THE TASK »
Bring together all lines of the material below that contain the string "слога".

TASK DATA »

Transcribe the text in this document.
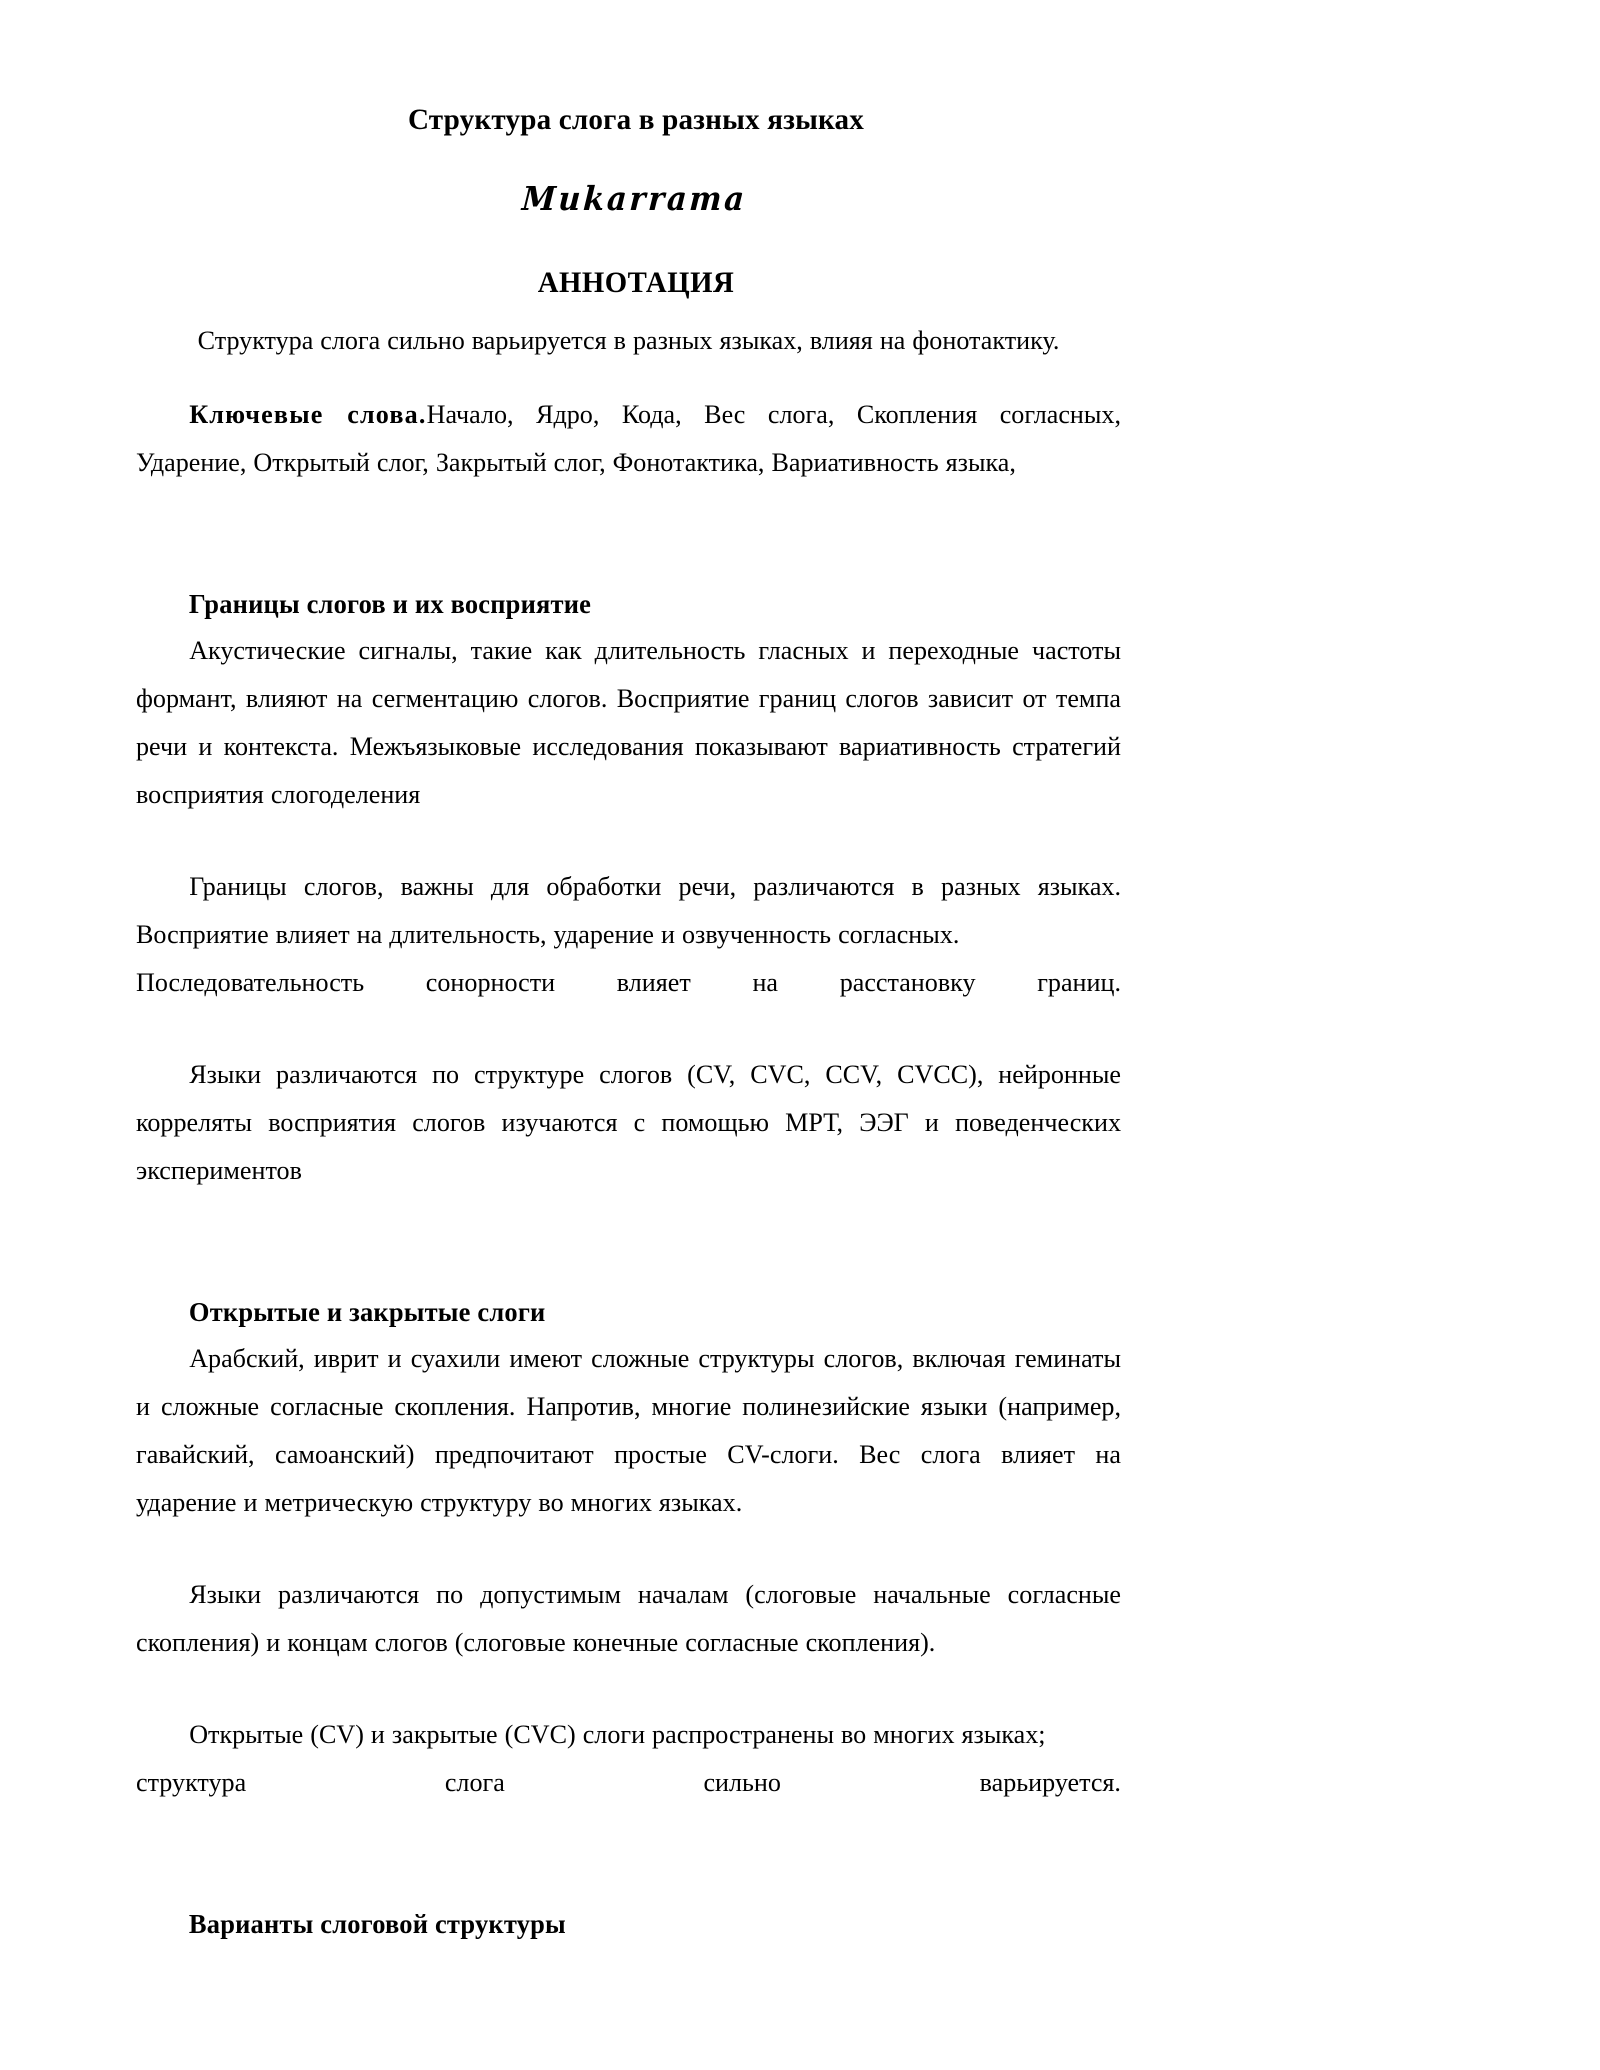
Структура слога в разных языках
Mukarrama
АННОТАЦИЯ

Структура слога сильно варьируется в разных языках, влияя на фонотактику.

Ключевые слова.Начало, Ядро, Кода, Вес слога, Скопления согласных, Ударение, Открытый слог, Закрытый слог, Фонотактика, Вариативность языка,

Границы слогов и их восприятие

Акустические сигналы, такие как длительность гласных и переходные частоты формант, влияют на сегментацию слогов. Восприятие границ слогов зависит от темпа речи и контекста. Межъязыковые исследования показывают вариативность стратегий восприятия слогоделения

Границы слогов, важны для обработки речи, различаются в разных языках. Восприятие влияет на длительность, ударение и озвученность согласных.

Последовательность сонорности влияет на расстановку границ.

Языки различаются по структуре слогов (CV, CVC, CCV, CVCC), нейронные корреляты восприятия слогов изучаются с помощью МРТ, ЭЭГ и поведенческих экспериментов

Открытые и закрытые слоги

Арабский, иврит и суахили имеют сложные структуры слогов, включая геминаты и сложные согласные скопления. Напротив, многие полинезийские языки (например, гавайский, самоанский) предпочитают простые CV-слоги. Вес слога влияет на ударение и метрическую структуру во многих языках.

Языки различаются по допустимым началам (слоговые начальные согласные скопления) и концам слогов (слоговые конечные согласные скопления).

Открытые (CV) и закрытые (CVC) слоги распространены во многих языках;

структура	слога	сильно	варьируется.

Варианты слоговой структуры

* * *

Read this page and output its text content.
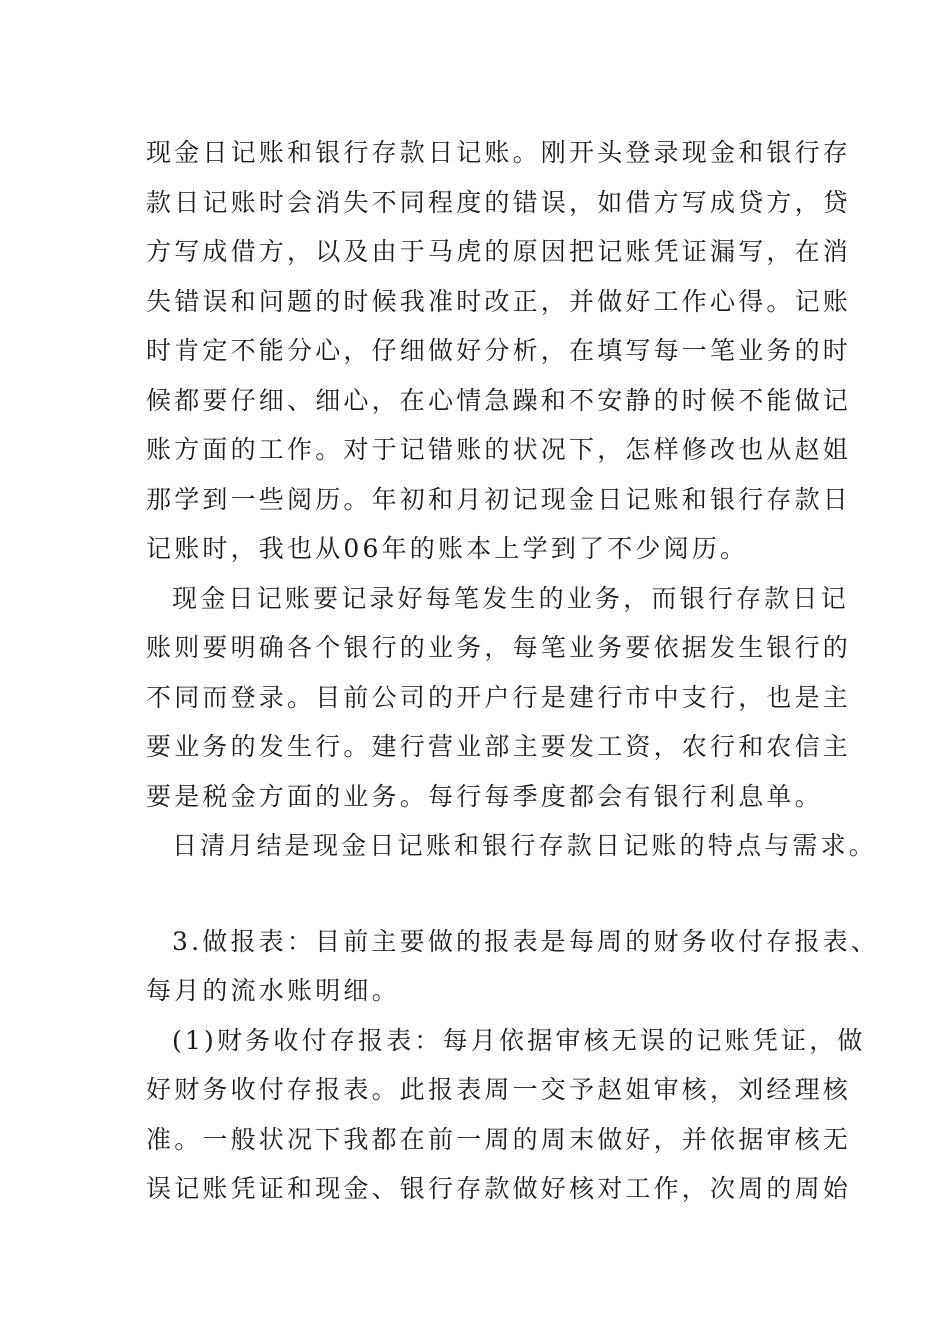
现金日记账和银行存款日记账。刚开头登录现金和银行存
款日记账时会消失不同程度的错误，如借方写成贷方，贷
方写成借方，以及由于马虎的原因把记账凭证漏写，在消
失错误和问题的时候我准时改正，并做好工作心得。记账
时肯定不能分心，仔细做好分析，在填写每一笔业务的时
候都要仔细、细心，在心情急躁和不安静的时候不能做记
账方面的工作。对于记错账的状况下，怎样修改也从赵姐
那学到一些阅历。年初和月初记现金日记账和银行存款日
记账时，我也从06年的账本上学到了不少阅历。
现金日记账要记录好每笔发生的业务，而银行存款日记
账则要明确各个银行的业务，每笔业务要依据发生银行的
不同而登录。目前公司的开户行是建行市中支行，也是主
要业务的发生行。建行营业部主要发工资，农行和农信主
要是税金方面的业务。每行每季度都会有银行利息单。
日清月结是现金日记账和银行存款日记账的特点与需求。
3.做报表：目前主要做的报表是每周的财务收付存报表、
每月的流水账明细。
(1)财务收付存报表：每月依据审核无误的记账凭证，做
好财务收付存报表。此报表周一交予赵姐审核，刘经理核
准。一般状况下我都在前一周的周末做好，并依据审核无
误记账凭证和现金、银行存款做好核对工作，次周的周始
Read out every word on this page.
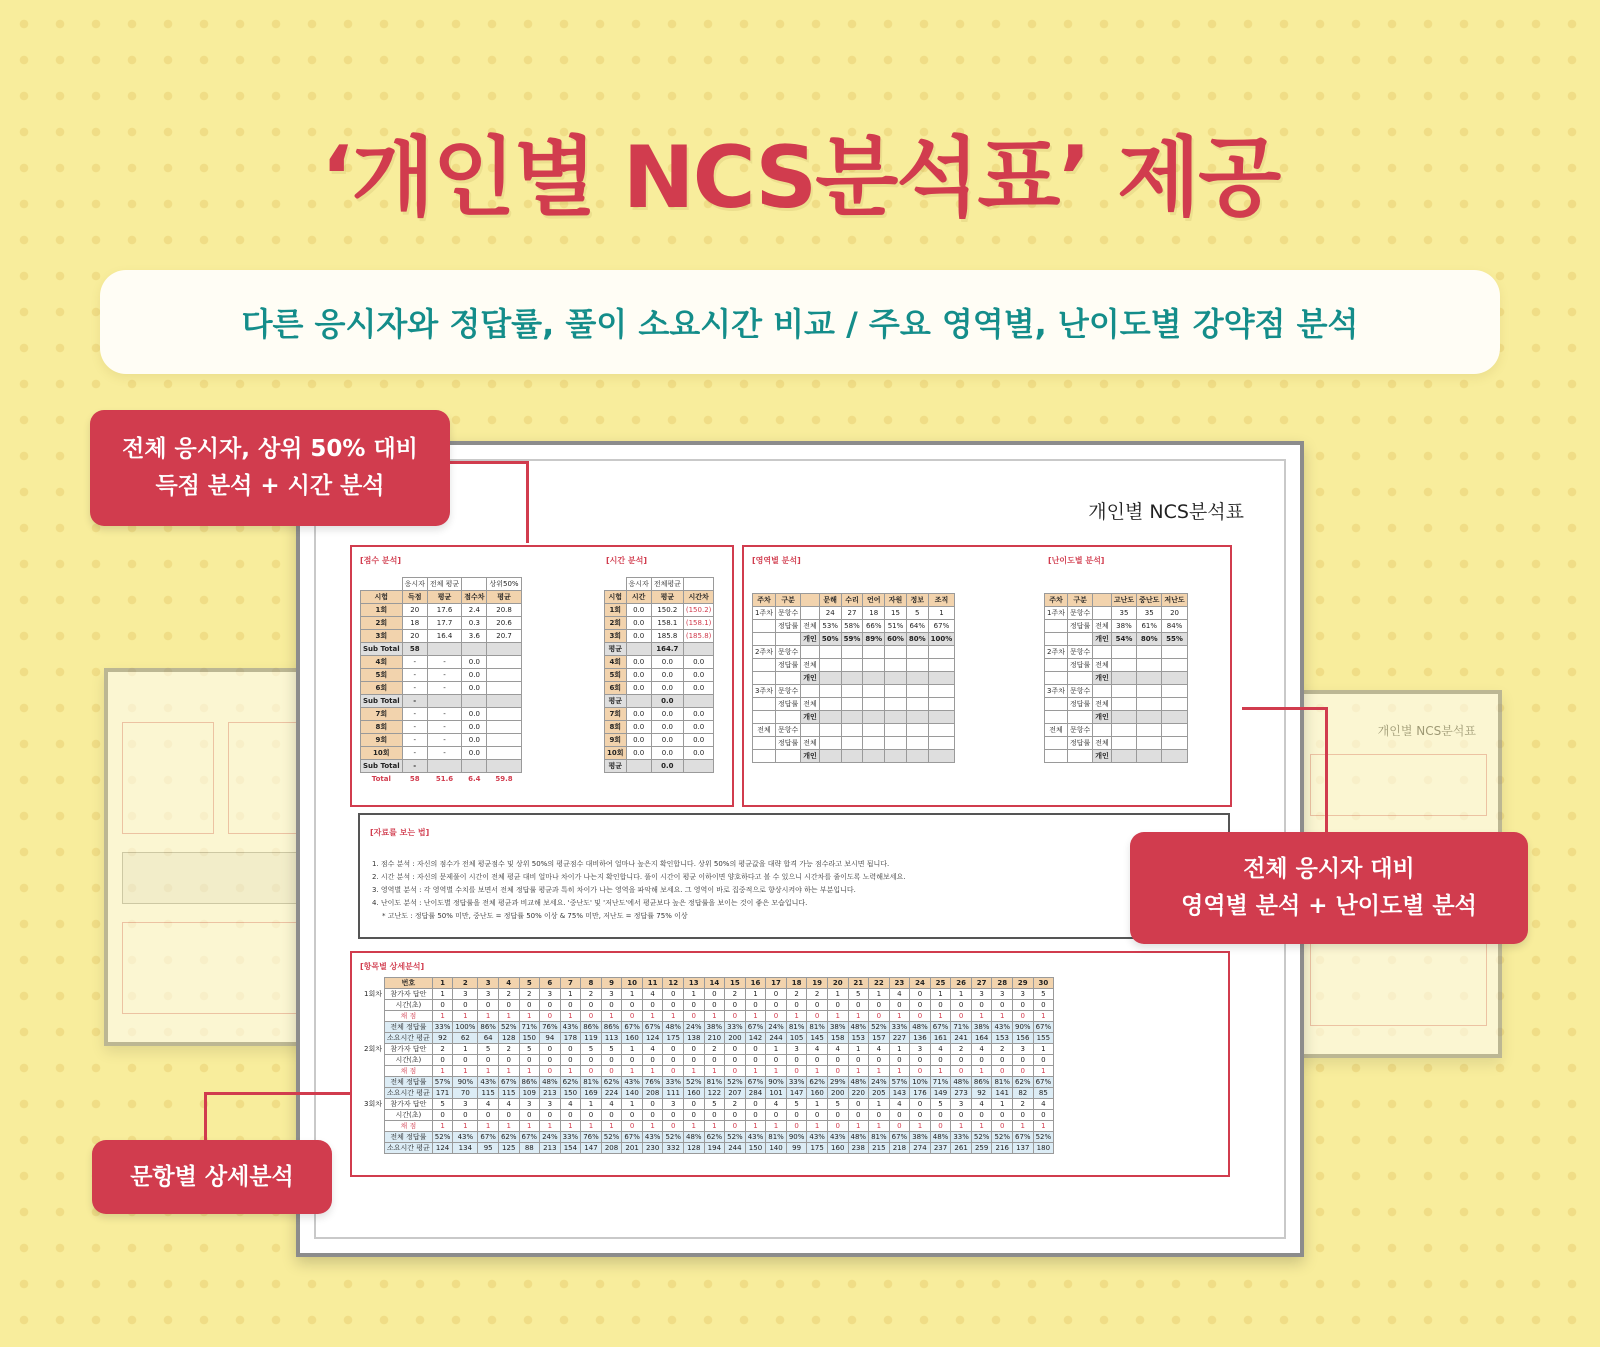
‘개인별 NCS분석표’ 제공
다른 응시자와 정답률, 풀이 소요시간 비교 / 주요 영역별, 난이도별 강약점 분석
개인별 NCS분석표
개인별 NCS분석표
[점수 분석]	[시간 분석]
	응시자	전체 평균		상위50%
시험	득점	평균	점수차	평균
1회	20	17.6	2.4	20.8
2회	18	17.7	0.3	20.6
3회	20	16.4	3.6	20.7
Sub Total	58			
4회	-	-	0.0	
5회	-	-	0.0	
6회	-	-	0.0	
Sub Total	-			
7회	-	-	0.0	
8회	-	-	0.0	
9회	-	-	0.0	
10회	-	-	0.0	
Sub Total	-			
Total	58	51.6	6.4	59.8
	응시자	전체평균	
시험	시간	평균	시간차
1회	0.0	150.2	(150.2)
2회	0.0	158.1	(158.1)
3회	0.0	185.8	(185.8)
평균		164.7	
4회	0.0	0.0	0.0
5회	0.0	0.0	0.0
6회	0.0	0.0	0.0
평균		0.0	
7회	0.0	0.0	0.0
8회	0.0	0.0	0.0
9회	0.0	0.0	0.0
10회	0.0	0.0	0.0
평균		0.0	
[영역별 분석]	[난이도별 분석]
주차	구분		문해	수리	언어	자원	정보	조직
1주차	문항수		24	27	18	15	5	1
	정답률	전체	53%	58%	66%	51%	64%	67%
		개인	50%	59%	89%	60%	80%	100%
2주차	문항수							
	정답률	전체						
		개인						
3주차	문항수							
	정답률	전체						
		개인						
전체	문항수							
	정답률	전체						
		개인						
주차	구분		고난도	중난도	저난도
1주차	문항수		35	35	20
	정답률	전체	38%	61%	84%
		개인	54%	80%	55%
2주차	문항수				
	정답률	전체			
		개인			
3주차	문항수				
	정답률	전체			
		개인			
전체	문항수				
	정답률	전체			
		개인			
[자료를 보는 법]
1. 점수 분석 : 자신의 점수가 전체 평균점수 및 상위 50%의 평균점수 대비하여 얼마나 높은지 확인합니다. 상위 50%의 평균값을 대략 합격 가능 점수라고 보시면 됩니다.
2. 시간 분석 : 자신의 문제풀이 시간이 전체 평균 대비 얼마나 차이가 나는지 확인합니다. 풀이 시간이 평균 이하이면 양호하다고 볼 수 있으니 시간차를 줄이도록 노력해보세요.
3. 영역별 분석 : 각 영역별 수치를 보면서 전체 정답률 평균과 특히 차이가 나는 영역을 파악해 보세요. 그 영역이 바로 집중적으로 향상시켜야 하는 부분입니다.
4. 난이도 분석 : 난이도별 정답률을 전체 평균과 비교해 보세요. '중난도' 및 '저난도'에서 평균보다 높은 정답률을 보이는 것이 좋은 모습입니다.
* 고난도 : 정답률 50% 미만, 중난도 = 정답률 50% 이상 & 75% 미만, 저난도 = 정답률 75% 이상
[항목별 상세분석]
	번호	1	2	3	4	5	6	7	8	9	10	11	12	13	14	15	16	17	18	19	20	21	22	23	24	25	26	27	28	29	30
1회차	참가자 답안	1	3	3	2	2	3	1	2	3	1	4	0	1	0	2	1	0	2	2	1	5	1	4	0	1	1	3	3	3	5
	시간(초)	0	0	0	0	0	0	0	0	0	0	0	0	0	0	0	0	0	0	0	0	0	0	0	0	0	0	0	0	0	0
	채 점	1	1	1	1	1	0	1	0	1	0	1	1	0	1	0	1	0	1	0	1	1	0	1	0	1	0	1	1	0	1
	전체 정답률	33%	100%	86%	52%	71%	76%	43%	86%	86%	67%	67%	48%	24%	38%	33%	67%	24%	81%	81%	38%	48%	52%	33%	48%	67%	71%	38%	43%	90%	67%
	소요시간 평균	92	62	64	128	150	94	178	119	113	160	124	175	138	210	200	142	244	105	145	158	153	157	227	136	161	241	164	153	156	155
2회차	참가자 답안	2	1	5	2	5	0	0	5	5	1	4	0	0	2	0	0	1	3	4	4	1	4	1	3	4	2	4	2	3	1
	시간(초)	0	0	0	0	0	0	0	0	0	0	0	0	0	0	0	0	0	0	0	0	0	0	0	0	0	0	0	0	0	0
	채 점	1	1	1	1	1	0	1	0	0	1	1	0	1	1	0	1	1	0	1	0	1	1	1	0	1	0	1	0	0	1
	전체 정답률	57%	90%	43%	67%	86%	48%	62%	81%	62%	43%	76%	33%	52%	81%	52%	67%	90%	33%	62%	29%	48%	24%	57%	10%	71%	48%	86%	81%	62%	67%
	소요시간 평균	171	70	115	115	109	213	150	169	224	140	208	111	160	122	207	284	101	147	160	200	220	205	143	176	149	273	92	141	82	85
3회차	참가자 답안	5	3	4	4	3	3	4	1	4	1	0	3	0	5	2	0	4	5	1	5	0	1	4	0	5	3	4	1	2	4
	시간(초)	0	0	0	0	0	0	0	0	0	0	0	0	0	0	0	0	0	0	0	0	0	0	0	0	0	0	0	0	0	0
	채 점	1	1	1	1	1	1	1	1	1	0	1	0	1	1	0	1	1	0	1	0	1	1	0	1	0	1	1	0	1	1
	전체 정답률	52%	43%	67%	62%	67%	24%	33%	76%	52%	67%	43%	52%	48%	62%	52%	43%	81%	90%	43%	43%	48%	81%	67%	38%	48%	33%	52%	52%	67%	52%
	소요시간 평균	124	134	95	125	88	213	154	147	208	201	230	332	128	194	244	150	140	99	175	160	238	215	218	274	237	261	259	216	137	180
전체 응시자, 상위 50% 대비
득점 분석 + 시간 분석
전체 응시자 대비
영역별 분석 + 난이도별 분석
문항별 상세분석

RESULT OF THIS TASK »
Структура слога в разных языках
Структура слога сильно варьируется в разных языках, влияя на фонотактику.
Ключевые слова.Начало, Ядро, Кода, Вес слога, Скопления согласных, Ударение, Открытый слог, Закрытый слог, Фонотактика, Вариативность языка,
Арабский, иврит и суахили имеют сложные структуры слогов, включая геминаты и сложные согласные скопления. Напротив, многие полинезийские языки (например, гавайский, самоанский) предпочитают простые CV-слоги. Вес слога влияет на ударение и метрическую структуру во многих языках.
структура	слога	сильно	варьируется.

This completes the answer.